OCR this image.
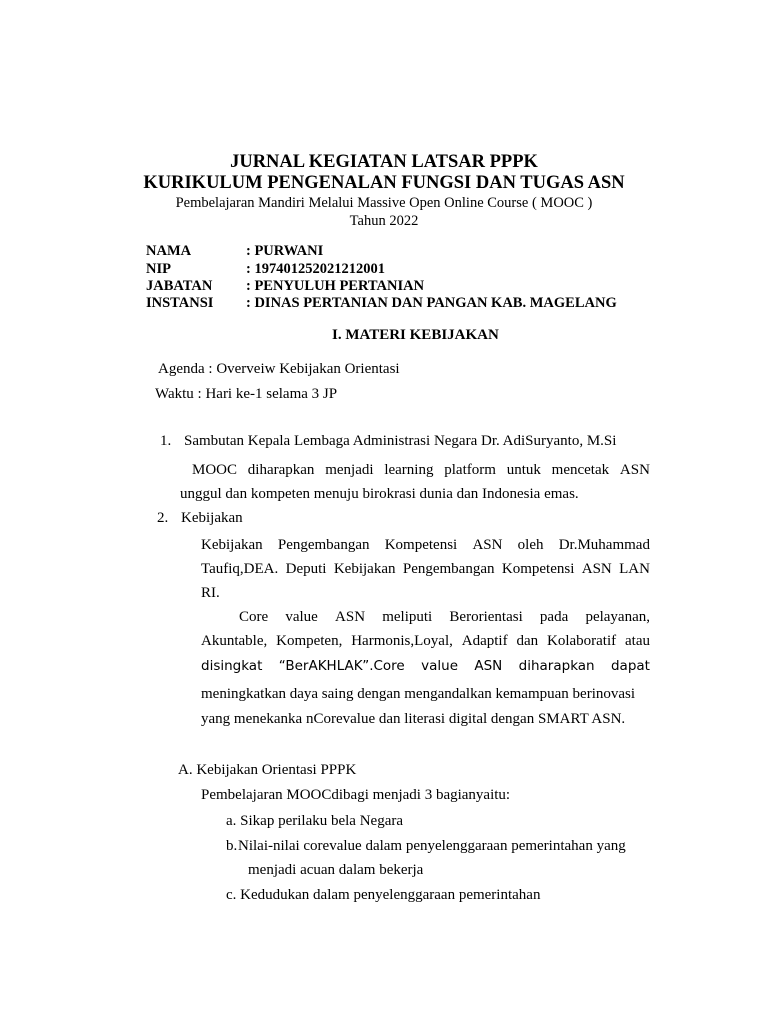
JURNAL KEGIATAN LATSAR PPPK
KURIKULUM PENGENALAN FUNGSI DAN TUGAS ASN
Pembelajaran Mandiri Melalui Massive Open Online Course ( MOOC )
Tahun 2022
NAMA	: PURWANI
NIP	: 197401252021212001
JABATAN : PENYULUH PERTANIAN
INSTANSI : DINAS PERTANIAN DAN PANGAN KAB. MAGELANG
I. MATERI KEBIJAKAN
Agenda : Overveiw Kebijakan Orientasi
Waktu : Hari ke-1 selama 3 JP
1. Sambutan Kepala Lembaga Administrasi Negara Dr. AdiSuryanto, M.Si
MOOC diharapkan menjadi learning platform untuk mencetak ASN
unggul dan kompeten menuju birokrasi dunia dan Indonesia emas.
2. Kebijakan
Kebijakan Pengembangan Kompetensi ASN oleh Dr.Muhammad
Taufiq,DEA. Deputi Kebijakan Pengembangan Kompetensi ASN LAN
RI.
Core value ASN meliputi Berorientasi pada pelayanan,
Akuntable, Kompeten, Harmonis,Loyal, Adaptif dan Kolaboratif atau
disingkat “BerAKHLAK”.Core value ASN diharapkan dapat
meningkatkan daya saing dengan mengandalkan kemampuan berinovasi
yang menekanka nCorevalue dan literasi digital dengan SMART ASN.
A. Kebijakan Orientasi PPPK
Pembelajaran MOOCdibagi menjadi 3 bagianyaitu:
a. Sikap perilaku bela Negara
b. Nilai-nilai corevalue dalam penyelenggaraan pemerintahan yang
menjadi acuan dalam bekerja
c. Kedudukan dalam penyelenggaraan pemerintahan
──────────
All records must be output exactly as they are, except for the pictures, which are left out.

OCR this image.
JURNAL KEGIATAN LATSAR PPPK
KURIKULUM PENGENALAN FUNGSI DAN TUGAS ASN
Pembelajaran Mandiri Melalui Massive Open Online Course ( MOOC )
Tahun 2022
NAMA	: PURWANI
NIP	: 197401252021212001
JABATAN : PENYULUH PERTANIAN
INSTANSI : DINAS PERTANIAN DAN PANGAN KAB. MAGELANG
I. MATERI KEBIJAKAN
Agenda : Overveiw Kebijakan Orientasi
Waktu : Hari ke-1 selama 3 JP
1. Sambutan Kepala Lembaga Administrasi Negara Dr. AdiSuryanto, M.Si
MOOC diharapkan menjadi learning platform untuk mencetak ASN
unggul dan kompeten menuju birokrasi dunia dan Indonesia emas.
2. Kebijakan
Kebijakan Pengembangan Kompetensi ASN oleh Dr.Muhammad
Taufiq,DEA. Deputi Kebijakan Pengembangan Kompetensi ASN LAN
RI.
Core value ASN meliputi Berorientasi pada pelayanan,
Akuntable, Kompeten, Harmonis,Loyal, Adaptif dan Kolaboratif atau
disingkat “BerAKHLAK”.Core value ASN diharapkan dapat
meningkatkan daya saing dengan mengandalkan kemampuan berinovasi
yang menekanka nCorevalue dan literasi digital dengan SMART ASN.
A. Kebijakan Orientasi PPPK
Pembelajaran MOOCdibagi menjadi 3 bagianyaitu:
a. Sikap perilaku bela Negara
b. Nilai-nilai corevalue dalam penyelenggaraan pemerintahan yang
menjadi acuan dalam bekerja
c. Kedudukan dalam penyelenggaraan pemerintahan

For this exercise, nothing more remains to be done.